#### Given exercise
Will you quote all of the entries, word for word?

#### Input rows
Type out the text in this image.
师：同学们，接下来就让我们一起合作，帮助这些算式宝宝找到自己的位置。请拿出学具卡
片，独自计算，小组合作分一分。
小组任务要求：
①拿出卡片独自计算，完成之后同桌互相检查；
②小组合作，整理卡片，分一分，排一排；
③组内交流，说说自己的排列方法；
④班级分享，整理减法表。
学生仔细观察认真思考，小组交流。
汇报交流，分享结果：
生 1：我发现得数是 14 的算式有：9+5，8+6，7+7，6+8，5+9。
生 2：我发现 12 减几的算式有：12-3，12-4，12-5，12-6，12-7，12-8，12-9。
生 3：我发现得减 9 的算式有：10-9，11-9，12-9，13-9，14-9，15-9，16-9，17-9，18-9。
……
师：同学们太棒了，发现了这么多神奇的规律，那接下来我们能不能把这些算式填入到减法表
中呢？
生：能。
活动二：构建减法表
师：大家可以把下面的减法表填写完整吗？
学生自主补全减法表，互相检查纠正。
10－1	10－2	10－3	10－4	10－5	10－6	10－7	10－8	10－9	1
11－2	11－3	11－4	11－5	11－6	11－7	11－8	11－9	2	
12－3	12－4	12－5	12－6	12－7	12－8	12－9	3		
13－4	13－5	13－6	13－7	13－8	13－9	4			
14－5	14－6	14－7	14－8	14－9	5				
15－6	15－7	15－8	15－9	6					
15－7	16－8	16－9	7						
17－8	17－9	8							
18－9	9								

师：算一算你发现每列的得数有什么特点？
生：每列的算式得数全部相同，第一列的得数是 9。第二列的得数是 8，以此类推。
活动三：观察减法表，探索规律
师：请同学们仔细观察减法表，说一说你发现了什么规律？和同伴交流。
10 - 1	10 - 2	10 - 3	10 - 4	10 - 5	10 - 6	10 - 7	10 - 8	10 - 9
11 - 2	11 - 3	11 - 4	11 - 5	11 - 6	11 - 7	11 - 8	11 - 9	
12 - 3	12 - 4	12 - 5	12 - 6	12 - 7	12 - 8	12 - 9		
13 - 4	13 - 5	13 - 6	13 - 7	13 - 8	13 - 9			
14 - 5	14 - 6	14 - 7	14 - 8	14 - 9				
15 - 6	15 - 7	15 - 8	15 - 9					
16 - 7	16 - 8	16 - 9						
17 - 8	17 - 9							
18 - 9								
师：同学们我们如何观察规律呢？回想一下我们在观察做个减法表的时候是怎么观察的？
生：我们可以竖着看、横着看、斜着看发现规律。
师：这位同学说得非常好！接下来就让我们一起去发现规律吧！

#### Written solution
Type out the text in this image.
师：同学们，接下来就让我们一起合作，帮助这些算式宝宝找到自己的位置。请拿出学具卡
片，独自计算，小组合作分一分。
小组任务要求：
①拿出卡片独自计算，完成之后同桌互相检查；
②小组合作，整理卡片，分一分，排一排；
③组内交流，说说自己的排列方法；
④班级分享，整理减法表。
学生仔细观察认真思考，小组交流。
汇报交流，分享结果：
生 1：我发现得数是 14 的算式有：9+5，8+6，7+7，6+8，5+9。
生 2：我发现 12 减几的算式有：12-3，12-4，12-5，12-6，12-7，12-8，12-9。
生 3：我发现得减 9 的算式有：10-9，11-9，12-9，13-9，14-9，15-9，16-9，17-9，18-9。
……
师：同学们太棒了，发现了这么多神奇的规律，那接下来我们能不能把这些算式填入到减法表
中呢？
生：能。
活动二：构建减法表
师：大家可以把下面的减法表填写完整吗？
学生自主补全减法表，互相检查纠正。
10－1	10－2	10－3	10－4	10－5	10－6	10－7	10－8	10－9	1
11－2	11－3	11－4	11－5	11－6	11－7	11－8	11－9	2	
12－3	12－4	12－5	12－6	12－7	12－8	12－9	3		
13－4	13－5	13－6	13－7	13－8	13－9	4			
14－5	14－6	14－7	14－8	14－9	5				
15－6	15－7	15－8	15－9	6					
15－7	16－8	16－9	7						
17－8	17－9	8							
18－9	9								

师：算一算你发现每列的得数有什么特点？
生：每列的算式得数全部相同，第一列的得数是 9。第二列的得数是 8，以此类推。
活动三：观察减法表，探索规律
师：请同学们仔细观察减法表，说一说你发现了什么规律？和同伴交流。
10 - 1	10 - 2	10 - 3	10 - 4	10 - 5	10 - 6	10 - 7	10 - 8	10 - 9
11 - 2	11 - 3	11 - 4	11 - 5	11 - 6	11 - 7	11 - 8	11 - 9	
12 - 3	12 - 4	12 - 5	12 - 6	12 - 7	12 - 8	12 - 9		
13 - 4	13 - 5	13 - 6	13 - 7	13 - 8	13 - 9			
14 - 5	14 - 6	14 - 7	14 - 8	14 - 9				
15 - 6	15 - 7	15 - 8	15 - 9					
16 - 7	16 - 8	16 - 9						
17 - 8	17 - 9							
18 - 9								
师：同学们我们如何观察规律呢？回想一下我们在观察做个减法表的时候是怎么观察的？
生：我们可以竖着看、横着看、斜着看发现规律。
师：这位同学说得非常好！接下来就让我们一起去发现规律吧！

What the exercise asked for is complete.